• PASSAGE GIVEN:
(begin)

Online vs batch detection: Batch detection processes historical data in bulk—great for retrospective analysis. Online (streaming) detection processes each new observation as it arrives—essential for real-time monitoring. The trade-off is that online systems must be fast and memory-efficient, since they cannot reprocess the entire dataset each time. Our sliding window approach strikes a balance: we maintain enough context (1 hour) to compute meaningful features, but discard older data to keep memory bounded.

# Load weather data for seasonal context
weather = pd.read_csv(DATA_DIR + "weather/hourly_observations.csv",
                       parse_dates=["timestamp"])

# Load outage events for validation later
outages = pd.read_csv(DATA_DIR + "outages/outage_events.csv",
                       parse_dates=["fault_detected"])

print(f"Weather records:  {len(weather):,}")
print(f"Outage events:   {len(outages):,}")
print(f"AMI meters:      {ami['meter_id'].nunique():,}")
                    

Implement the Sliding Window Processor

The core of the streaming pipeline is a class that maintains a buffer of recent readings per meter, computes features when the window is full, and scores each window through the trained VAE.

(end)

• TASK BRIEF: Reproduce the part of the streaming detection text above starting with "Online vs batch" and going on through "keep memory bounded.".

• INFORMATION PROVIDED:
(begin)

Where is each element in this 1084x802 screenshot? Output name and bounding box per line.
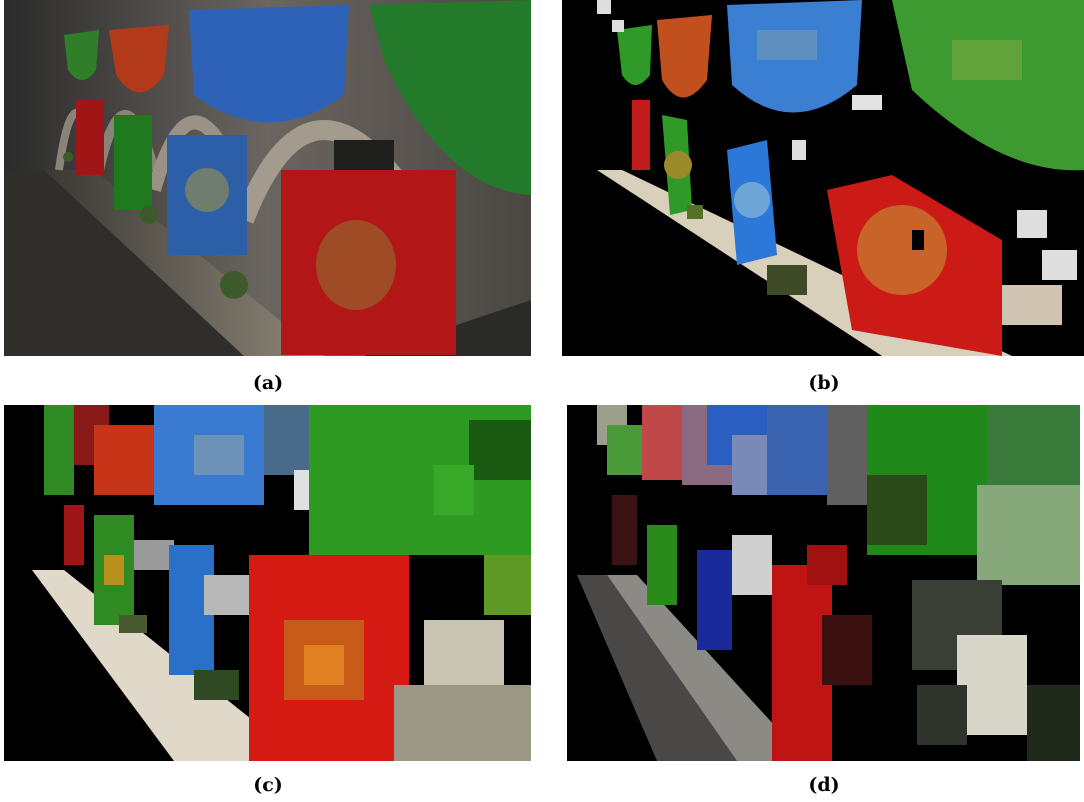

(end)

• RESULT FOR THIS TASK:
Online vs batch detection: Batch detection processes historical data in bulk—great for retrospective analysis. Online (streaming) detection processes each new observation as it arrives—essential for real-time monitoring. The trade-off is that online systems must be fast and memory-efficient, since they cannot reprocess the entire dataset each time. Our sliding window approach strikes a balance: we maintain enough context (1 hour) to compute meaningful features, but discard older data to keep memory bounded.